To do:
Report back each line of the records that contains the string "this".

--- start Supplied entries ---

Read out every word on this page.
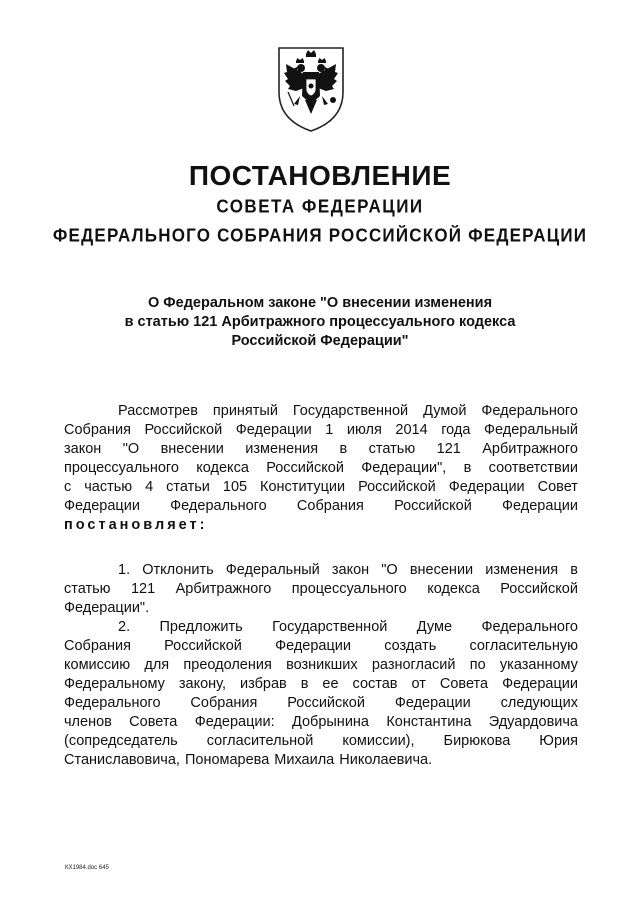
ПОСТАНОВЛЕНИЕ
СОВЕТА ФЕДЕРАЦИИ
ФЕДЕРАЛЬНОГО СОБРАНИЯ РОССИЙСКОЙ ФЕДЕРАЦИИ
О Федеральном законе "О внесении изменения
в статью 121 Арбитражного процессуального кодекса
Российской Федерации"
Рассмотрев принятый Государственной Думой Федерального
Собрания Российской Федерации 1 июля 2014 года Федеральный
закон "О внесении изменения в статью 121 Арбитражного
процессуального кодекса Российской Федерации", в соответствии
с частью 4 статьи 105 Конституции Российской Федерации Совет
Федерации Федерального Собрания Российской Федерации
постановляет:
1. Отклонить Федеральный закон "О внесении изменения в
статью 121 Арбитражного процессуального кодекса Российской
Федерации".
2. Предложить Государственной Думе Федерального
Собрания Российской Федерации создать согласительную
комиссию для преодоления возникших разногласий по указанному
Федеральному закону, избрав в ее состав от Совета Федерации
Федерального Собрания Российской Федерации следующих
членов Совета Федерации: Добрынина Константина Эдуардовича
(сопредседатель согласительной комиссии), Бирюкова Юрия
Станиславовича, Пономарева Михаила Николаевича.
КХ1984.doc 645
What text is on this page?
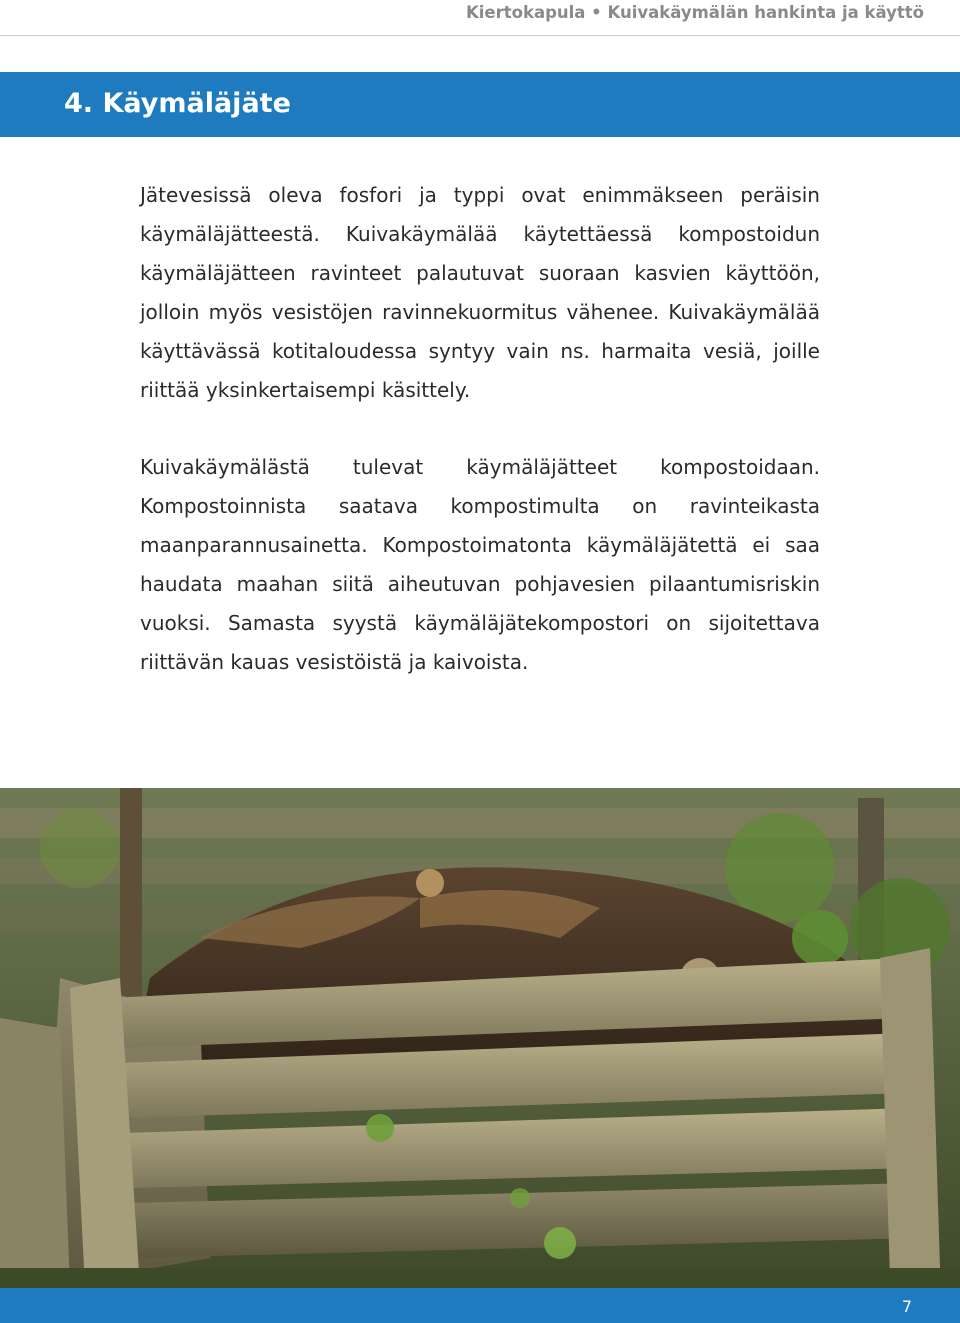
Kiertokapula • Kuivakäymälän hankinta ja käyttö
4. Käymäläjäte

Jätevesissä oleva fosfori ja typpi ovat enimmäkseen peräisin käymäläjätteestä. Kuivakäymälää käytettäessä kompostoidun käymäläjätteen ravinteet palautuvat suoraan kasvien käyttöön, jolloin myös vesistöjen ravinnekuormitus vähenee. Kuivakäymälää käyttävässä kotitaloudessa syntyy vain ns. harmaita vesiä, joille riittää yksinkertaisempi käsittely.

Kuivakäymälästä tulevat käymäläjätteet kompostoidaan. Kompostoinnista saatava kompostimulta on ravinteikasta maanparannusainetta. Kompostoimatonta käymäläjätettä ei saa haudata maahan siitä aiheutuvan pohjavesien pilaantumisriskin vuoksi. Samasta syystä käymäläjätekompostori on sijoitettava riittävän kauas vesistöistä ja kaivoista.

7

--- end Supplied entries ---

Reply to the exercise:
Read out every word on this page.
What text is on this page?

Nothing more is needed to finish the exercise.